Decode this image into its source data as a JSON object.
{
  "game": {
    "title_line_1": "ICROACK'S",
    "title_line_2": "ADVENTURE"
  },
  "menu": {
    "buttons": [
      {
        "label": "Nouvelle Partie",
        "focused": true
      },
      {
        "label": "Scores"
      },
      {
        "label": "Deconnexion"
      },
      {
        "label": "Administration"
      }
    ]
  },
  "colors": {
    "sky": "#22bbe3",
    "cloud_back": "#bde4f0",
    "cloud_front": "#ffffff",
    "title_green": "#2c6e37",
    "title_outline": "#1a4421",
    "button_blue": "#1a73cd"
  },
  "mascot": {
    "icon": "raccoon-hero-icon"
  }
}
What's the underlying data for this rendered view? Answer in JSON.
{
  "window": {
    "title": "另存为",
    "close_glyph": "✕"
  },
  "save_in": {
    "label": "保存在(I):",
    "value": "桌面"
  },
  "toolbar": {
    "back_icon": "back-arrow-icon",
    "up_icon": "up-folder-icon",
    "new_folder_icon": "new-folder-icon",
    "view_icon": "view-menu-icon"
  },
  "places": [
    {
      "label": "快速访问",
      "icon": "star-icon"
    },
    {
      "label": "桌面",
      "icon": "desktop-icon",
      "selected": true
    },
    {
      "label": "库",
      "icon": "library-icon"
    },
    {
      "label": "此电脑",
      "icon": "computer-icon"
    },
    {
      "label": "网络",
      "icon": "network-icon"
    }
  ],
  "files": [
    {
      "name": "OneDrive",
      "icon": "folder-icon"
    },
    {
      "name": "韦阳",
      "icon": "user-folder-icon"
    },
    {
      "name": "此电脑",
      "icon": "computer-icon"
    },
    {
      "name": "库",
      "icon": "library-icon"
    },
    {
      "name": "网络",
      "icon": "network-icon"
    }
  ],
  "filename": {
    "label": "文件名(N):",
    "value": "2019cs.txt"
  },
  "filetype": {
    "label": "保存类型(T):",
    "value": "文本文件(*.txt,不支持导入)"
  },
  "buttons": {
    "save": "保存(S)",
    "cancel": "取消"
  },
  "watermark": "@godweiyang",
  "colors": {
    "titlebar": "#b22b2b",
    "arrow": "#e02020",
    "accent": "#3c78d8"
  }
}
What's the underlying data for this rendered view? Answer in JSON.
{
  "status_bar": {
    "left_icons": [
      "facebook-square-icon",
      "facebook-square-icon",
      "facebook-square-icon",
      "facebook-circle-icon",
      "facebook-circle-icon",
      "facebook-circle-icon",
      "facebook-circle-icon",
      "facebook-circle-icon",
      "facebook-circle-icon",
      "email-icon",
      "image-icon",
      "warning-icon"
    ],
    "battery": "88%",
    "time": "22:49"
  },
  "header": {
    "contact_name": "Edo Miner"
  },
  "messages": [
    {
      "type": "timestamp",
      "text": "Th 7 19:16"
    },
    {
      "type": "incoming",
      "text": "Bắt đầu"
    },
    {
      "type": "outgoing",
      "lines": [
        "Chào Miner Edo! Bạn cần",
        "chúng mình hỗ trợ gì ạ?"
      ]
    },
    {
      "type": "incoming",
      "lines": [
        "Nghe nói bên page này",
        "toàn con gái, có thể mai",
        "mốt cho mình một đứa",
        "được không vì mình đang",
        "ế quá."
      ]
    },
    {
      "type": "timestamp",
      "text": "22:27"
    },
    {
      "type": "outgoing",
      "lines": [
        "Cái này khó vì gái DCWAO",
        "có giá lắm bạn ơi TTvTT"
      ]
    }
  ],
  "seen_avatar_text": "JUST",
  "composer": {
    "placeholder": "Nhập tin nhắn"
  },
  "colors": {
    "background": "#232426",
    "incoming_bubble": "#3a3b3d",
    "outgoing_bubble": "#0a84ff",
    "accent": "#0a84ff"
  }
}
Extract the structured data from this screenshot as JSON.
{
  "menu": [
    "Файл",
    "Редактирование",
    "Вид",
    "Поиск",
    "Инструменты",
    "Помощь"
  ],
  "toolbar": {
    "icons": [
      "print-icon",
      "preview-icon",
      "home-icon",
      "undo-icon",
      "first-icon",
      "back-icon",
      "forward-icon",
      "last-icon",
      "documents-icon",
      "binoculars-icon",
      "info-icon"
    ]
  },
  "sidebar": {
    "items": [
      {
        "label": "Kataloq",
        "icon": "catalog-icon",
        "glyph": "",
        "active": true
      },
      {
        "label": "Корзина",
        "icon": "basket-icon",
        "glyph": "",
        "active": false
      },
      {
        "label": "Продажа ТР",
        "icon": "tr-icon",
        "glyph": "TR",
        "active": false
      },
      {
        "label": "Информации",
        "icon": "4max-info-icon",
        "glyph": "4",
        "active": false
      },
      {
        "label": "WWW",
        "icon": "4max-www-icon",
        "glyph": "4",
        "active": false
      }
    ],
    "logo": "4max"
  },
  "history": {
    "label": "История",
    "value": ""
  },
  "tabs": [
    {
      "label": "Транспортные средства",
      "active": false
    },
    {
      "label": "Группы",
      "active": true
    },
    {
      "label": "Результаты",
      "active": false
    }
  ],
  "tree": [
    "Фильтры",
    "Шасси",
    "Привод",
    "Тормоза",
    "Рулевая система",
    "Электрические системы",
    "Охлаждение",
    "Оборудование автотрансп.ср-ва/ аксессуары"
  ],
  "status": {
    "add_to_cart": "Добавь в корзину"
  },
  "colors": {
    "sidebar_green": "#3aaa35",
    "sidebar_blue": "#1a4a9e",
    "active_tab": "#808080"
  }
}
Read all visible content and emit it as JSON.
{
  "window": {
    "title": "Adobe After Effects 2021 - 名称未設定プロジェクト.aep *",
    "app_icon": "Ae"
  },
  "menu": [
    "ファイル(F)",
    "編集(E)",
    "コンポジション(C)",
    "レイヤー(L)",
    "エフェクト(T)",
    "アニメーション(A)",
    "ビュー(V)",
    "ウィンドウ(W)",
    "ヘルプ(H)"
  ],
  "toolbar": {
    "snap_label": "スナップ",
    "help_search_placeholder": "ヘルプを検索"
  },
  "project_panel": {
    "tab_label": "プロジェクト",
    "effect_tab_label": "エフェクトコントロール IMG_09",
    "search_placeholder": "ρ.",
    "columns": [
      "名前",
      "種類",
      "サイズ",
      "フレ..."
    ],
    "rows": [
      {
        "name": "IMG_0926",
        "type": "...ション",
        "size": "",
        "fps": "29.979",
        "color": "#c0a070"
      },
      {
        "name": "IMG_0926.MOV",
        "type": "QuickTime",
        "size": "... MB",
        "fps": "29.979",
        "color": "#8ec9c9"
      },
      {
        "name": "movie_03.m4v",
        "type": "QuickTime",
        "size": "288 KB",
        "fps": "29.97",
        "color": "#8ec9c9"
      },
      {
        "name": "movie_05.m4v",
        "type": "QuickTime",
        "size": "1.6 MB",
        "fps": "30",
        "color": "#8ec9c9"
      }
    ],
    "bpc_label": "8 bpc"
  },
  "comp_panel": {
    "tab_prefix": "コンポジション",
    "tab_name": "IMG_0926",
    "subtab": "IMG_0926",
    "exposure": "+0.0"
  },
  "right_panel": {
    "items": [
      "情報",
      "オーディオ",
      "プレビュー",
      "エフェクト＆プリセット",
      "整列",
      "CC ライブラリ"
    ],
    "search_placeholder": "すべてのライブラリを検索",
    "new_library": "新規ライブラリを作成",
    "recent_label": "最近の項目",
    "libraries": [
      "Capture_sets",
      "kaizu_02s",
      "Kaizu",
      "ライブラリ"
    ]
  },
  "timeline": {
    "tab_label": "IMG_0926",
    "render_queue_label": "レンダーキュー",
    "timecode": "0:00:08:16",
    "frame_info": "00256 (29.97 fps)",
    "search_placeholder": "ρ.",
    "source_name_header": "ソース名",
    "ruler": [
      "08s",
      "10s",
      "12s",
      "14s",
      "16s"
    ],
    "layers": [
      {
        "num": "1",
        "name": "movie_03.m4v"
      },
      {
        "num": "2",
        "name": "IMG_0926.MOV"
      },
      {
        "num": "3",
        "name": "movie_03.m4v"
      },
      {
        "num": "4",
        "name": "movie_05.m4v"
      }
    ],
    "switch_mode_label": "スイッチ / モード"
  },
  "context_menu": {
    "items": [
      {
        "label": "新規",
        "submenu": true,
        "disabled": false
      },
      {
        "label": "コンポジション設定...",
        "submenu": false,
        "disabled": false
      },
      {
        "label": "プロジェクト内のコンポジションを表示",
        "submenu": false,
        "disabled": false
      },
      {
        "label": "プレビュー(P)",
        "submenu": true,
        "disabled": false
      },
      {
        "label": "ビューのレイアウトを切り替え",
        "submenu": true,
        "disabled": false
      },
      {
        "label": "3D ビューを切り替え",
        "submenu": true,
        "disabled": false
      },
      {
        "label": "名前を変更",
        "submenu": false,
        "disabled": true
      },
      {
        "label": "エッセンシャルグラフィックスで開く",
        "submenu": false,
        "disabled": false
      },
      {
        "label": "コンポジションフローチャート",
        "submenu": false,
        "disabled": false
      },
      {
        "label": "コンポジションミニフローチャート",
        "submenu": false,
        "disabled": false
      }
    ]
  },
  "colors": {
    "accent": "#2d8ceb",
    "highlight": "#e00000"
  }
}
:::
Exercise description -> Gather up the lines containing the word "this" from these records and copy them.

Worked solution ->
Decode this image into its source data as a JSON object.
What's the underlying data for this rendered view? Answer in JSON.
What's the underlying data for this rendered view? Answer in JSON.
Extract the structured data from this screenshot as JSON.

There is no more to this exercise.